**REQUEST**
Copy out the data below verbatim.

** begin INFORMATION SUPPLIED **

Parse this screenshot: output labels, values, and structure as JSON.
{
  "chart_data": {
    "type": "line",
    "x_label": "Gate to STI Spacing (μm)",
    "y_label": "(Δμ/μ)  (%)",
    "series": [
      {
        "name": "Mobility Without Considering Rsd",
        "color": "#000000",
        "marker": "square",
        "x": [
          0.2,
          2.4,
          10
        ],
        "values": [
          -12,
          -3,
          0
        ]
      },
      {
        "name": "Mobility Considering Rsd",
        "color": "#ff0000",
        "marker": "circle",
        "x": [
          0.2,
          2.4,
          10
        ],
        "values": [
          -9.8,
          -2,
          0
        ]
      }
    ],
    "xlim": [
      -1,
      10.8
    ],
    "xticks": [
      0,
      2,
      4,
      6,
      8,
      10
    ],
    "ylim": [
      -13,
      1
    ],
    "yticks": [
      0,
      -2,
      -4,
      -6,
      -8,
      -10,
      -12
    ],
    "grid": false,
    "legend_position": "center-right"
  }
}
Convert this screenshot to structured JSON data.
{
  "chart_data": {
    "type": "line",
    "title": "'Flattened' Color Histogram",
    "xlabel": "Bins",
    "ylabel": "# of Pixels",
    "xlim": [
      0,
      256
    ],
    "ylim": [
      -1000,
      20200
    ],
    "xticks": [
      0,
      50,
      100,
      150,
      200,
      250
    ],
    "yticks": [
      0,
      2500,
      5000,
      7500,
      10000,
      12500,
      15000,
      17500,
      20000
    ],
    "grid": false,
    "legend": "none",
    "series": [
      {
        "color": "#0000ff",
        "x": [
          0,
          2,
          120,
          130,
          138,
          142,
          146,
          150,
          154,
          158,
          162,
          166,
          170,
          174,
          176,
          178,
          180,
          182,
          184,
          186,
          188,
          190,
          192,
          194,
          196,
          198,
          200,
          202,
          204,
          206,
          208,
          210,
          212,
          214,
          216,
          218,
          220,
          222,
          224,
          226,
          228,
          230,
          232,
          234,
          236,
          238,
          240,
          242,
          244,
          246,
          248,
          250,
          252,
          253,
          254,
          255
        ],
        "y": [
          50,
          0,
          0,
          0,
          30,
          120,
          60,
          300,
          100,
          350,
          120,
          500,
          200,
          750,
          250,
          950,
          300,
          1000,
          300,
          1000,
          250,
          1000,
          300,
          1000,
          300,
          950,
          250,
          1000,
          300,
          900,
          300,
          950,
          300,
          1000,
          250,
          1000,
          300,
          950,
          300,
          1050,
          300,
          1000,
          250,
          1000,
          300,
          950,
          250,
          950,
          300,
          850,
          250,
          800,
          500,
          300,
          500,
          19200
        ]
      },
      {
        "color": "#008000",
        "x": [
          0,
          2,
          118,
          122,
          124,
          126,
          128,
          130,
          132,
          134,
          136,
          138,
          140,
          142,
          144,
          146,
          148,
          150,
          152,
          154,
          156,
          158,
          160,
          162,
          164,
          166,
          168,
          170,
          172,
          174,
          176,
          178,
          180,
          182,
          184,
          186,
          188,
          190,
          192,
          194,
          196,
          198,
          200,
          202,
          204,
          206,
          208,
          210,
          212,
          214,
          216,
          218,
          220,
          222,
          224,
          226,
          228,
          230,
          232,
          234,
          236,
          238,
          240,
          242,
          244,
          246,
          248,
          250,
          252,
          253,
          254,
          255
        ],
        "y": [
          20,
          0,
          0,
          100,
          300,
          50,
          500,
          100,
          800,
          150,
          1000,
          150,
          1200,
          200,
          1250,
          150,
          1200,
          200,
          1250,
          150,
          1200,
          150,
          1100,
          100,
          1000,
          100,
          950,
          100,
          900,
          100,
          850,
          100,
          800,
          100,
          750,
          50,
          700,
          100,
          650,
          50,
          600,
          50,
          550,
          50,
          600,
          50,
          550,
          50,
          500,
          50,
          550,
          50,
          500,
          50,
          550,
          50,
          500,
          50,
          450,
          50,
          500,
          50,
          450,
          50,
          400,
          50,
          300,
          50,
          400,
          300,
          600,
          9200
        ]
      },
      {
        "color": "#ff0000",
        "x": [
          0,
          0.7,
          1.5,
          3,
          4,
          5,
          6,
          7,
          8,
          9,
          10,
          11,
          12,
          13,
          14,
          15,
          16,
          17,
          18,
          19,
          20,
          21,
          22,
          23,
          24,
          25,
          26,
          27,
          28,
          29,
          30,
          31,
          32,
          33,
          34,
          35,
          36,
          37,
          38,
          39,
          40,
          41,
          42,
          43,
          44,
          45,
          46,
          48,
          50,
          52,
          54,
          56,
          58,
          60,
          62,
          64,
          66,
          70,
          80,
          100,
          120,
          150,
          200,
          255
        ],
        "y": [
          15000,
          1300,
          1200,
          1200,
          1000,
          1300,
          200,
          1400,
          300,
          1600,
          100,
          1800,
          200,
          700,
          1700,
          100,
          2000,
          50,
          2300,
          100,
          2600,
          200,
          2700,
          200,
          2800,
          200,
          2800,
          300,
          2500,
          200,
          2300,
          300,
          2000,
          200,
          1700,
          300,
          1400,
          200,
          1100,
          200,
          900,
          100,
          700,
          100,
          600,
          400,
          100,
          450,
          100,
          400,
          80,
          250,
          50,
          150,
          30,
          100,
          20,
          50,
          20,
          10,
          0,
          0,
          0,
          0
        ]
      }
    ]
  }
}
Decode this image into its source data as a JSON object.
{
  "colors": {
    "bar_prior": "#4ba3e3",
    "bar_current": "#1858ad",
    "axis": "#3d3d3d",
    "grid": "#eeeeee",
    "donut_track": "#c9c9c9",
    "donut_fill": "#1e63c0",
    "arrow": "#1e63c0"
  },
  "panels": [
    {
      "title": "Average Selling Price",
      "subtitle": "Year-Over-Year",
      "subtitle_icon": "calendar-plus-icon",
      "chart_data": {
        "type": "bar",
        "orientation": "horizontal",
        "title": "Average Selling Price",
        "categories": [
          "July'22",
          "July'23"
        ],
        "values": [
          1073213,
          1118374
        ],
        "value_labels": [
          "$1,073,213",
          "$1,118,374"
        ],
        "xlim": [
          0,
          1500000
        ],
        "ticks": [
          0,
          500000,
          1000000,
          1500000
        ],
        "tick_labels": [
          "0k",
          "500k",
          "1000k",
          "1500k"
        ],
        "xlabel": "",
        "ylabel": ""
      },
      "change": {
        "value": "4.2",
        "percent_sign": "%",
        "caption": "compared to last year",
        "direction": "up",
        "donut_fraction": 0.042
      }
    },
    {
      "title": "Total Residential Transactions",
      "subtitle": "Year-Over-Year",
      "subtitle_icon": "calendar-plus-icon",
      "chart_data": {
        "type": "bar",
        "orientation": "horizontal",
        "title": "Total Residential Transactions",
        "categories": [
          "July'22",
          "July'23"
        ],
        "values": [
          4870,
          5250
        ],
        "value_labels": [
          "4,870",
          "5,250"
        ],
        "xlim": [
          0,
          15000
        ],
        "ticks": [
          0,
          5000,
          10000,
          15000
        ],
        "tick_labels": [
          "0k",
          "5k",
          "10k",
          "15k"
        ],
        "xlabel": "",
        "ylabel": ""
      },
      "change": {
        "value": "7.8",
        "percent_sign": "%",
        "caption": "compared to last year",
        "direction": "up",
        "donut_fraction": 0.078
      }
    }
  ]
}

** end INFORMATION SUPPLIED **

**SOLUTION TO THIS PROBLEM**
Parse this screenshot: output labels, values, and structure as JSON.
{
  "chart_data": {
    "type": "line",
    "x_label": "Gate to STI Spacing (μm)",
    "y_label": "(Δμ/μ)  (%)",
    "series": [
      {
        "name": "Mobility Without Considering Rsd",
        "color": "#000000",
        "marker": "square",
        "x": [
          0.2,
          2.4,
          10
        ],
        "values": [
          -12,
          -3,
          0
        ]
      },
      {
        "name": "Mobility Considering Rsd",
        "color": "#ff0000",
        "marker": "circle",
        "x": [
          0.2,
          2.4,
          10
        ],
        "values": [
          -9.8,
          -2,
          0
        ]
      }
    ],
    "xlim": [
      -1,
      10.8
    ],
    "xticks": [
      0,
      2,
      4,
      6,
      8,
      10
    ],
    "ylim": [
      -13,
      1
    ],
    "yticks": [
      0,
      -2,
      -4,
      -6,
      -8,
      -10,
      -12
    ],
    "grid": false,
    "legend_position": "center-right"
  }
}
Convert this screenshot to structured JSON data.
{
  "chart_data": {
    "type": "line",
    "title": "'Flattened' Color Histogram",
    "xlabel": "Bins",
    "ylabel": "# of Pixels",
    "xlim": [
      0,
      256
    ],
    "ylim": [
      -1000,
      20200
    ],
    "xticks": [
      0,
      50,
      100,
      150,
      200,
      250
    ],
    "yticks": [
      0,
      2500,
      5000,
      7500,
      10000,
      12500,
      15000,
      17500,
      20000
    ],
    "grid": false,
    "legend": "none",
    "series": [
      {
        "color": "#0000ff",
        "x": [
          0,
          2,
          120,
          130,
          138,
          142,
          146,
          150,
          154,
          158,
          162,
          166,
          170,
          174,
          176,
          178,
          180,
          182,
          184,
          186,
          188,
          190,
          192,
          194,
          196,
          198,
          200,
          202,
          204,
          206,
          208,
          210,
          212,
          214,
          216,
          218,
          220,
          222,
          224,
          226,
          228,
          230,
          232,
          234,
          236,
          238,
          240,
          242,
          244,
          246,
          248,
          250,
          252,
          253,
          254,
          255
        ],
        "y": [
          50,
          0,
          0,
          0,
          30,
          120,
          60,
          300,
          100,
          350,
          120,
          500,
          200,
          750,
          250,
          950,
          300,
          1000,
          300,
          1000,
          250,
          1000,
          300,
          1000,
          300,
          950,
          250,
          1000,
          300,
          900,
          300,
          950,
          300,
          1000,
          250,
          1000,
          300,
          950,
          300,
          1050,
          300,
          1000,
          250,
          1000,
          300,
          950,
          250,
          950,
          300,
          850,
          250,
          800,
          500,
          300,
          500,
          19200
        ]
      },
      {
        "color": "#008000",
        "x": [
          0,
          2,
          118,
          122,
          124,
          126,
          128,
          130,
          132,
          134,
          136,
          138,
          140,
          142,
          144,
          146,
          148,
          150,
          152,
          154,
          156,
          158,
          160,
          162,
          164,
          166,
          168,
          170,
          172,
          174,
          176,
          178,
          180,
          182,
          184,
          186,
          188,
          190,
          192,
          194,
          196,
          198,
          200,
          202,
          204,
          206,
          208,
          210,
          212,
          214,
          216,
          218,
          220,
          222,
          224,
          226,
          228,
          230,
          232,
          234,
          236,
          238,
          240,
          242,
          244,
          246,
          248,
          250,
          252,
          253,
          254,
          255
        ],
        "y": [
          20,
          0,
          0,
          100,
          300,
          50,
          500,
          100,
          800,
          150,
          1000,
          150,
          1200,
          200,
          1250,
          150,
          1200,
          200,
          1250,
          150,
          1200,
          150,
          1100,
          100,
          1000,
          100,
          950,
          100,
          900,
          100,
          850,
          100,
          800,
          100,
          750,
          50,
          700,
          100,
          650,
          50,
          600,
          50,
          550,
          50,
          600,
          50,
          550,
          50,
          500,
          50,
          550,
          50,
          500,
          50,
          550,
          50,
          500,
          50,
          450,
          50,
          500,
          50,
          450,
          50,
          400,
          50,
          300,
          50,
          400,
          300,
          600,
          9200
        ]
      },
      {
        "color": "#ff0000",
        "x": [
          0,
          0.7,
          1.5,
          3,
          4,
          5,
          6,
          7,
          8,
          9,
          10,
          11,
          12,
          13,
          14,
          15,
          16,
          17,
          18,
          19,
          20,
          21,
          22,
          23,
          24,
          25,
          26,
          27,
          28,
          29,
          30,
          31,
          32,
          33,
          34,
          35,
          36,
          37,
          38,
          39,
          40,
          41,
          42,
          43,
          44,
          45,
          46,
          48,
          50,
          52,
          54,
          56,
          58,
          60,
          62,
          64,
          66,
          70,
          80,
          100,
          120,
          150,
          200,
          255
        ],
        "y": [
          15000,
          1300,
          1200,
          1200,
          1000,
          1300,
          200,
          1400,
          300,
          1600,
          100,
          1800,
          200,
          700,
          1700,
          100,
          2000,
          50,
          2300,
          100,
          2600,
          200,
          2700,
          200,
          2800,
          200,
          2800,
          300,
          2500,
          200,
          2300,
          300,
          2000,
          200,
          1700,
          300,
          1400,
          200,
          1100,
          200,
          900,
          100,
          700,
          100,
          600,
          400,
          100,
          450,
          100,
          400,
          80,
          250,
          50,
          150,
          30,
          100,
          20,
          50,
          20,
          10,
          0,
          0,
          0,
          0
        ]
      }
    ]
  }
}
Decode this image into its source data as a JSON object.
{
  "colors": {
    "bar_prior": "#4ba3e3",
    "bar_current": "#1858ad",
    "axis": "#3d3d3d",
    "grid": "#eeeeee",
    "donut_track": "#c9c9c9",
    "donut_fill": "#1e63c0",
    "arrow": "#1e63c0"
  },
  "panels": [
    {
      "title": "Average Selling Price",
      "subtitle": "Year-Over-Year",
      "subtitle_icon": "calendar-plus-icon",
      "chart_data": {
        "type": "bar",
        "orientation": "horizontal",
        "title": "Average Selling Price",
        "categories": [
          "July'22",
          "July'23"
        ],
        "values": [
          1073213,
          1118374
        ],
        "value_labels": [
          "$1,073,213",
          "$1,118,374"
        ],
        "xlim": [
          0,
          1500000
        ],
        "ticks": [
          0,
          500000,
          1000000,
          1500000
        ],
        "tick_labels": [
          "0k",
          "500k",
          "1000k",
          "1500k"
        ],
        "xlabel": "",
        "ylabel": ""
      },
      "change": {
        "value": "4.2",
        "percent_sign": "%",
        "caption": "compared to last year",
        "direction": "up",
        "donut_fraction": 0.042
      }
    },
    {
      "title": "Total Residential Transactions",
      "subtitle": "Year-Over-Year",
      "subtitle_icon": "calendar-plus-icon",
      "chart_data": {
        "type": "bar",
        "orientation": "horizontal",
        "title": "Total Residential Transactions",
        "categories": [
          "July'22",
          "July'23"
        ],
        "values": [
          4870,
          5250
        ],
        "value_labels": [
          "4,870",
          "5,250"
        ],
        "xlim": [
          0,
          15000
        ],
        "ticks": [
          0,
          5000,
          10000,
          15000
        ],
        "tick_labels": [
          "0k",
          "5k",
          "10k",
          "15k"
        ],
        "xlabel": "",
        "ylabel": ""
      },
      "change": {
        "value": "7.8",
        "percent_sign": "%",
        "caption": "compared to last year",
        "direction": "up",
        "donut_fraction": 0.078
      }
    }
  ]
}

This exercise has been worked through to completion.